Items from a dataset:
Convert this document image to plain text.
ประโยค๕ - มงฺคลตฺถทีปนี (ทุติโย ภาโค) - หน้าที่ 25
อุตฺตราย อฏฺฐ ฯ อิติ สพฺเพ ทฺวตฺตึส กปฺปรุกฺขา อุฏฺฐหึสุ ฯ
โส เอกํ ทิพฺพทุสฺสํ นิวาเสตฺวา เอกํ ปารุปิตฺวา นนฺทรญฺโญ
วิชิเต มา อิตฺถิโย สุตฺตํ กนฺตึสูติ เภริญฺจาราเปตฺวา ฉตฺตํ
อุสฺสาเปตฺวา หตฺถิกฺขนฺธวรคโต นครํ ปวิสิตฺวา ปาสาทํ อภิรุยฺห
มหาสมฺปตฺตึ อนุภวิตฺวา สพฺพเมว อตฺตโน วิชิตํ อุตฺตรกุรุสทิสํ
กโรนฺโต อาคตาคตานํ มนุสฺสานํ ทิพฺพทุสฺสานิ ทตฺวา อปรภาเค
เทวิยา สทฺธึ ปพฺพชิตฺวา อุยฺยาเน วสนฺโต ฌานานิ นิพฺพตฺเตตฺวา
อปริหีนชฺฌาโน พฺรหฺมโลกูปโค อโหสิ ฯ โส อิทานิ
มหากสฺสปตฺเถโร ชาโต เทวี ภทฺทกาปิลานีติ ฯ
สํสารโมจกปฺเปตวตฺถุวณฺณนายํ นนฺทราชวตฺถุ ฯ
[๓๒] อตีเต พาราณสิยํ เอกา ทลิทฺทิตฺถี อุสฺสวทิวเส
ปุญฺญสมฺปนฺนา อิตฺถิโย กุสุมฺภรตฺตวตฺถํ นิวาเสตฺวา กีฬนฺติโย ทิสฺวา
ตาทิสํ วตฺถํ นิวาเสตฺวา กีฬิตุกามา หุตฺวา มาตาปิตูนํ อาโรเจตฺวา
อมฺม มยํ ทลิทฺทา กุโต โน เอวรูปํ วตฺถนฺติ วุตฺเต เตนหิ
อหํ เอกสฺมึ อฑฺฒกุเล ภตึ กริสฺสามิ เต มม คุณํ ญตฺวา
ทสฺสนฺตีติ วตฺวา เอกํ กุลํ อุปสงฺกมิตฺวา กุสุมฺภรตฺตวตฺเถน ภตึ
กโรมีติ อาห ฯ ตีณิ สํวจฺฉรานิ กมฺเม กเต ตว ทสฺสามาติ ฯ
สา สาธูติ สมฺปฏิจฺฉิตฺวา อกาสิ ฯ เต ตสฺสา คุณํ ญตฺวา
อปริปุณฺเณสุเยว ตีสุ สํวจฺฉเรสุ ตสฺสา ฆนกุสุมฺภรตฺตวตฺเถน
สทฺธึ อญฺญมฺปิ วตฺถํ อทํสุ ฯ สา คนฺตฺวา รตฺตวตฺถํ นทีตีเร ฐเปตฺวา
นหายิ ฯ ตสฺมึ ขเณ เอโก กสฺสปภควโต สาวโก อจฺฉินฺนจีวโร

## Prompt:
Locate all lines in the listing above with the word "วาเสต" and copy them.

## Solution below:
โส เอกํ ทิพฺพทุสฺสํ นิวาเสตฺวา เอกํ ปารุปิตฺวา นนฺทรญฺโญ
ปุญฺญสมฺปนฺนา อิตฺถิโย กุสุมฺภรตฺตวตฺถํ นิวาเสตฺวา กีฬนฺติโย ทิสฺวา
ตาทิสํ วตฺถํ นิวาเสตฺวา กีฬิตุกามา หุตฺวา มาตาปิตูนํ อาโรเจตฺวา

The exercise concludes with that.